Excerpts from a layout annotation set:

※ ※ ※

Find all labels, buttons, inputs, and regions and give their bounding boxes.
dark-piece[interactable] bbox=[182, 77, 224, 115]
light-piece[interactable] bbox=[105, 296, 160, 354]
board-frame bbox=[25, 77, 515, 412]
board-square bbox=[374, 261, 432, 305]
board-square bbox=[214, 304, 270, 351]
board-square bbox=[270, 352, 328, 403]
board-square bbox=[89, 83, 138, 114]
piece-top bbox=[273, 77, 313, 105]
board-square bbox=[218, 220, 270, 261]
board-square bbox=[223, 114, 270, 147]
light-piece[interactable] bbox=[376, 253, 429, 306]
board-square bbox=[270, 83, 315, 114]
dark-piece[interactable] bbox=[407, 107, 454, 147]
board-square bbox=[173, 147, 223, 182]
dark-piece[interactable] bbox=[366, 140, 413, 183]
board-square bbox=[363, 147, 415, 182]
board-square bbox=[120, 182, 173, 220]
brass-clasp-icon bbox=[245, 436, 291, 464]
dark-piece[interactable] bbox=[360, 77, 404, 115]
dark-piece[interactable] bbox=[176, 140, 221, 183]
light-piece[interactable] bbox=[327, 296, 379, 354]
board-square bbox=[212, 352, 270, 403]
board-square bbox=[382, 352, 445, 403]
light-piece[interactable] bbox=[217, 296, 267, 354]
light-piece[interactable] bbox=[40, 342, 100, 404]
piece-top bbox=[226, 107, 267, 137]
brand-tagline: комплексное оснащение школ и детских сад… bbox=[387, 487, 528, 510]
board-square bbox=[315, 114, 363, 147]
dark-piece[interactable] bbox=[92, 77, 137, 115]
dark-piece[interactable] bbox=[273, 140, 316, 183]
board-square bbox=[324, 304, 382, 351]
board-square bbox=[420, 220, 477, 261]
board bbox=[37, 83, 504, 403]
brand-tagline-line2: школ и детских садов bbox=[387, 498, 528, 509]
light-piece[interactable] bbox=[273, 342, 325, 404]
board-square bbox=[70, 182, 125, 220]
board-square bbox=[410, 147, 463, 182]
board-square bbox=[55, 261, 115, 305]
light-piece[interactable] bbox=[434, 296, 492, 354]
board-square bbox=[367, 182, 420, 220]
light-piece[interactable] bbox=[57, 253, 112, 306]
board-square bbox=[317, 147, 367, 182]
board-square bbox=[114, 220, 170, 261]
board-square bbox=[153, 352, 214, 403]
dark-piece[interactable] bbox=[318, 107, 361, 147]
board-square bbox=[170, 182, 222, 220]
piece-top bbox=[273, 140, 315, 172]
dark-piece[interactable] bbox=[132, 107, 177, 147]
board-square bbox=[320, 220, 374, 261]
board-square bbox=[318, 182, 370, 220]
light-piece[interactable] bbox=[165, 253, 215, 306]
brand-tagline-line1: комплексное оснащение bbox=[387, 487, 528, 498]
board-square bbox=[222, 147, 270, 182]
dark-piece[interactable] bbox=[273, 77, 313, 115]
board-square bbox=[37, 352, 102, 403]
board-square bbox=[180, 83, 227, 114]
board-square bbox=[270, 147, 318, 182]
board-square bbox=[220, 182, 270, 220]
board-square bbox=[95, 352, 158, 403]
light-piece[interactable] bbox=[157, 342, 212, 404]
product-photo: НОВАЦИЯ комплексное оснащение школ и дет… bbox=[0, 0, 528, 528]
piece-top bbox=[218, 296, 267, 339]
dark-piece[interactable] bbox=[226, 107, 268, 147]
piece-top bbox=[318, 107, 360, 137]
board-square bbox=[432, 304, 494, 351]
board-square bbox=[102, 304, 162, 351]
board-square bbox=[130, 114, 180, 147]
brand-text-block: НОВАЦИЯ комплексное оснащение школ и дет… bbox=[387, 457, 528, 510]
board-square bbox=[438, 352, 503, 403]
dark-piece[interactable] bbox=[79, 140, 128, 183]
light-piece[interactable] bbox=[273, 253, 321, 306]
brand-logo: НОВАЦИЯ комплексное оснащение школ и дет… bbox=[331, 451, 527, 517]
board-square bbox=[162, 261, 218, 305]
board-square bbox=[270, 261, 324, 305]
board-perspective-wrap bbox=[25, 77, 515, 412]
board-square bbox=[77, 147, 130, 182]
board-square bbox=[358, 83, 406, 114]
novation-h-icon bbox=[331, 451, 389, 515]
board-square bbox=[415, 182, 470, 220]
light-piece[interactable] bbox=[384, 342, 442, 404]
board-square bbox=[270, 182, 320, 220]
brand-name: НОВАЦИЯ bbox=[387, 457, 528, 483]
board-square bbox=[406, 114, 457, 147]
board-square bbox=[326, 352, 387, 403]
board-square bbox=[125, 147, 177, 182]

※ ※ ※

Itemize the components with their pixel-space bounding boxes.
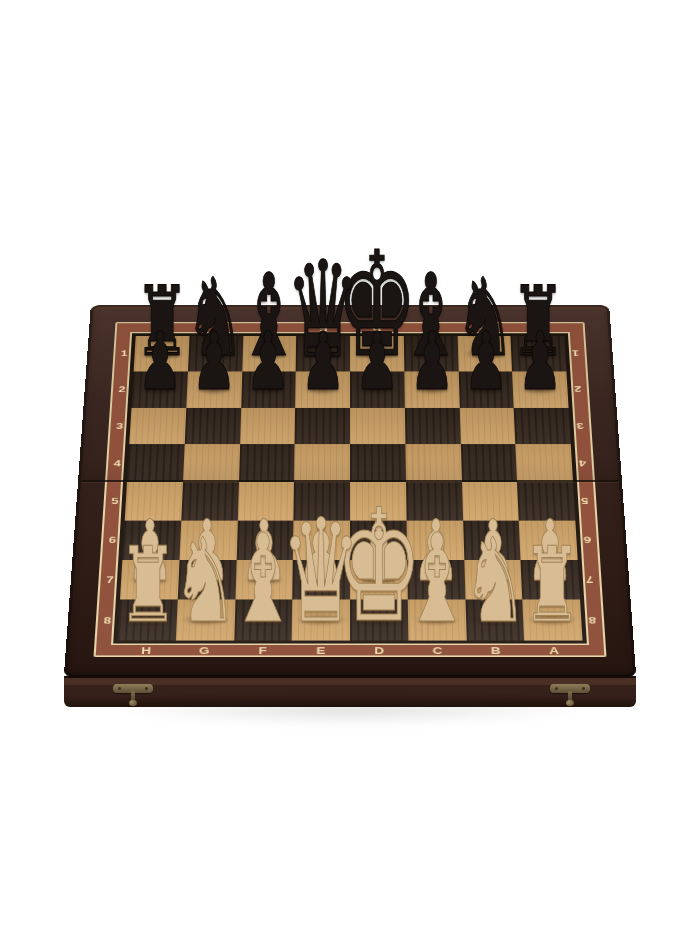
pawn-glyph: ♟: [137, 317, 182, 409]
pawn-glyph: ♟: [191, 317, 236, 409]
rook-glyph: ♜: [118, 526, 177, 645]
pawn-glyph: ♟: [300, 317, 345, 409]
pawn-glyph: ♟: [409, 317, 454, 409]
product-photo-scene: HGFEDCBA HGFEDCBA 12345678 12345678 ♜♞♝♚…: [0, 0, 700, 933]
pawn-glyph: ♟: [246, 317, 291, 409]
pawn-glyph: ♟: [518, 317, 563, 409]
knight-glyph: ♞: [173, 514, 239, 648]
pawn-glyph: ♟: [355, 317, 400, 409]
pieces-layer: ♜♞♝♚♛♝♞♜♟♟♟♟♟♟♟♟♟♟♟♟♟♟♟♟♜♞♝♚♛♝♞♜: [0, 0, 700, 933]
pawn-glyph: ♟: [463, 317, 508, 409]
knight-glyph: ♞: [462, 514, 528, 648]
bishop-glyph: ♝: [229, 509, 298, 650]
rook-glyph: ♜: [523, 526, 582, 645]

※ ※ ※

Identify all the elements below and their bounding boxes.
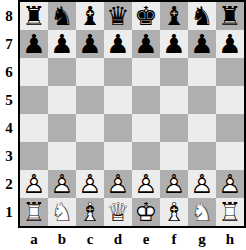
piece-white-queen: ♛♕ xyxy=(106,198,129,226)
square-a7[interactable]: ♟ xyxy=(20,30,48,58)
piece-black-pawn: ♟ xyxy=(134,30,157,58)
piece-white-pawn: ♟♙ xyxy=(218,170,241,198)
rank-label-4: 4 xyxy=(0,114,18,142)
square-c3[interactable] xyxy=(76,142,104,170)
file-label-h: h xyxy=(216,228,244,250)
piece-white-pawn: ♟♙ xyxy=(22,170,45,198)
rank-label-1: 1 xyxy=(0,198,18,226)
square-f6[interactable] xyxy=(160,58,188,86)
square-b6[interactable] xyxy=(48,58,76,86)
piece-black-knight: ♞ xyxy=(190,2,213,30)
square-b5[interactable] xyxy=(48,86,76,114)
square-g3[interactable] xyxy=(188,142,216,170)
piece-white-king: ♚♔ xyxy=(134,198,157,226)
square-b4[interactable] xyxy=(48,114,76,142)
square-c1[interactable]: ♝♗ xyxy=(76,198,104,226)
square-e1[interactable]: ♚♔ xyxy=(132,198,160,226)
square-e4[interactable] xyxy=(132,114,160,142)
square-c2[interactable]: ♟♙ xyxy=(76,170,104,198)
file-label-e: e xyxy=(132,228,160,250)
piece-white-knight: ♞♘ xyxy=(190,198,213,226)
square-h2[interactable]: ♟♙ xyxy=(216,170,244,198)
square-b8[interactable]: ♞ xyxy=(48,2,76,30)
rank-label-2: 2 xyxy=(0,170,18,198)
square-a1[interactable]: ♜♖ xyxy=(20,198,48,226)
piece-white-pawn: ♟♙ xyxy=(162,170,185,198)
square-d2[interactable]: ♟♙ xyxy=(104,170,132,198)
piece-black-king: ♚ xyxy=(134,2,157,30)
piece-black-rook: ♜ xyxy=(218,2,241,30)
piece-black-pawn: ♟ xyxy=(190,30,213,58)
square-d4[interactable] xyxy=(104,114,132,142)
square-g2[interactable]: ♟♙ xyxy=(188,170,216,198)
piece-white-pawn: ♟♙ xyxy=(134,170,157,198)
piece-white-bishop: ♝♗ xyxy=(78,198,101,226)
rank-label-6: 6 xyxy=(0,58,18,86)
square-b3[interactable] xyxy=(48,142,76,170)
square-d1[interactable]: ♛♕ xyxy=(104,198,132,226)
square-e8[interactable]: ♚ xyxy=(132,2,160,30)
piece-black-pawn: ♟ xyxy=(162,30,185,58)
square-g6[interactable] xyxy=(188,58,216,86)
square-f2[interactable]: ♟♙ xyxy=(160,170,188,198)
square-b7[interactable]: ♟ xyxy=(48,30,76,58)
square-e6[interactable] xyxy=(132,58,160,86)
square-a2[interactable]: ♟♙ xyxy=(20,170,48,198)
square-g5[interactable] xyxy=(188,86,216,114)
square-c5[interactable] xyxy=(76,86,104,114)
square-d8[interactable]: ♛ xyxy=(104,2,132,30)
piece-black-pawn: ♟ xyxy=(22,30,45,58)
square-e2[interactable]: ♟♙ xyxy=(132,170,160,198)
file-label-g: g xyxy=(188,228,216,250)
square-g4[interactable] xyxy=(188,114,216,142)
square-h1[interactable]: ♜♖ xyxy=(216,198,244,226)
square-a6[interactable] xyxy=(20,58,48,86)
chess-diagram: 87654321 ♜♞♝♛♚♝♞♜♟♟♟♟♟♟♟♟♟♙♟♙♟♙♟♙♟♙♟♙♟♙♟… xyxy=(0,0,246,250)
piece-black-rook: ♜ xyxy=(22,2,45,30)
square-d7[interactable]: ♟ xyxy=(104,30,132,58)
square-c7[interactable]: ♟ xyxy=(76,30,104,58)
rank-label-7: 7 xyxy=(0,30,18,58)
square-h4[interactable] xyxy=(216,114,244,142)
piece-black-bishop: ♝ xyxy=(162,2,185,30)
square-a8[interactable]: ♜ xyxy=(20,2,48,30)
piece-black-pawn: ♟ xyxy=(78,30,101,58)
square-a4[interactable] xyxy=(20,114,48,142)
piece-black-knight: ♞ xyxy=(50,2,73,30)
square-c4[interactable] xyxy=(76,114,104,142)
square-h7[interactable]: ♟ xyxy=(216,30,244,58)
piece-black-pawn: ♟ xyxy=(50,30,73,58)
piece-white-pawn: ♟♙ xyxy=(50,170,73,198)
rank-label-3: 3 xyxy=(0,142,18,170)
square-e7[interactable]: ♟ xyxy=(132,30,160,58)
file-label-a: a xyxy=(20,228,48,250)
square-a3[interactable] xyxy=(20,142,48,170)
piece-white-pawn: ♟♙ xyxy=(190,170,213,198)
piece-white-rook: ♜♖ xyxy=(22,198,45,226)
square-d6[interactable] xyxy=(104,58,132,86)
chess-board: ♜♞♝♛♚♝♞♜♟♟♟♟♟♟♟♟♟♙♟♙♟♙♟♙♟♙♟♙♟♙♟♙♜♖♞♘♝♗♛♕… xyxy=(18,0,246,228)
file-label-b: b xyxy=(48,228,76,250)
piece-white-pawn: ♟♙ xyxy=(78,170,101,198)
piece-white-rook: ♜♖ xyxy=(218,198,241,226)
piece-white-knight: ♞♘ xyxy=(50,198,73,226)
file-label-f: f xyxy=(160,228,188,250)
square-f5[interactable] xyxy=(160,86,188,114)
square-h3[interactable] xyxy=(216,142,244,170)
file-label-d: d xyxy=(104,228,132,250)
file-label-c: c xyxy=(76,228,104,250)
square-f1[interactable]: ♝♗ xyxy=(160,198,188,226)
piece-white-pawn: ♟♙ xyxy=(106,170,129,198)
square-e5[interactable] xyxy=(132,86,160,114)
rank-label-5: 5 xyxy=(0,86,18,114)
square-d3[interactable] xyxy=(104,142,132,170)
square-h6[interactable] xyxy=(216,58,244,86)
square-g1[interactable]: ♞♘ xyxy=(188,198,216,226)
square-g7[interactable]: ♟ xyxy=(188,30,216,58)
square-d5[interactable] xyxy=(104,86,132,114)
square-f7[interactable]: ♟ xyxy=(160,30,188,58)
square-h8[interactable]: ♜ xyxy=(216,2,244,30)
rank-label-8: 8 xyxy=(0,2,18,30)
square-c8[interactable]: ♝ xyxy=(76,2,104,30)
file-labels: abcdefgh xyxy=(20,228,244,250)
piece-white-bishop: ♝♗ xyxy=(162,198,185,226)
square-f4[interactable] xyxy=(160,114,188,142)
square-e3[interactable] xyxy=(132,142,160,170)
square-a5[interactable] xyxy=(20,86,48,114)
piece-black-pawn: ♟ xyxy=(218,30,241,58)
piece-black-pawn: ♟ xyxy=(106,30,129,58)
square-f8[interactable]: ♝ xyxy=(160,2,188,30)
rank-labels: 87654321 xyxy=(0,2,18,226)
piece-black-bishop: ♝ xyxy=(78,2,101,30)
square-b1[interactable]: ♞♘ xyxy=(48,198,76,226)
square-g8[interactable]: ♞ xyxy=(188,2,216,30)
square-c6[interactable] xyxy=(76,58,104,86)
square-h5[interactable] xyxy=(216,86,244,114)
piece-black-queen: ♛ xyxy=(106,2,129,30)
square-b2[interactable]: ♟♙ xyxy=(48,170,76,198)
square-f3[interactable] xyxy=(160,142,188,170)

※ ※ ※

*WORK TO BE COMPLETED*. Output the lines from the one containing "Find all labels, buttons, inputs, and" through the one containing "light-piece[interactable] bbox=[273, 342, 325, 404]", inclusive, reproducing them exactly.

*ANSWER TO THIS TASK*.
Find all labels, buttons, inputs, and regions and give their bounding boxes.
dark-piece[interactable] bbox=[182, 77, 224, 115]
light-piece[interactable] bbox=[105, 296, 160, 354]
board-frame bbox=[25, 77, 515, 412]
board-square bbox=[374, 261, 432, 305]
board-square bbox=[214, 304, 270, 351]
board-square bbox=[270, 352, 328, 403]
board-square bbox=[89, 83, 138, 114]
piece-top bbox=[273, 77, 313, 105]
board-square bbox=[218, 220, 270, 261]
board-square bbox=[223, 114, 270, 147]
light-piece[interactable] bbox=[376, 253, 429, 306]
board-square bbox=[270, 83, 315, 114]
dark-piece[interactable] bbox=[407, 107, 454, 147]
board-square bbox=[173, 147, 223, 182]
dark-piece[interactable] bbox=[366, 140, 413, 183]
board-square bbox=[363, 147, 415, 182]
board-square bbox=[120, 182, 173, 220]
brass-clasp-icon bbox=[245, 436, 291, 464]
dark-piece[interactable] bbox=[360, 77, 404, 115]
dark-piece[interactable] bbox=[176, 140, 221, 183]
light-piece[interactable] bbox=[327, 296, 379, 354]
board-square bbox=[212, 352, 270, 403]
board-square bbox=[382, 352, 445, 403]
light-piece[interactable] bbox=[217, 296, 267, 354]
light-piece[interactable] bbox=[40, 342, 100, 404]
piece-top bbox=[226, 107, 267, 137]
brand-tagline: комплексное оснащение школ и детских сад… bbox=[387, 487, 528, 510]
board-square bbox=[315, 114, 363, 147]
dark-piece[interactable] bbox=[92, 77, 137, 115]
dark-piece[interactable] bbox=[273, 140, 316, 183]
board-square bbox=[324, 304, 382, 351]
board-square bbox=[420, 220, 477, 261]
board bbox=[37, 83, 504, 403]
brand-tagline-line2: школ и детских садов bbox=[387, 498, 528, 509]
light-piece[interactable] bbox=[273, 342, 325, 404]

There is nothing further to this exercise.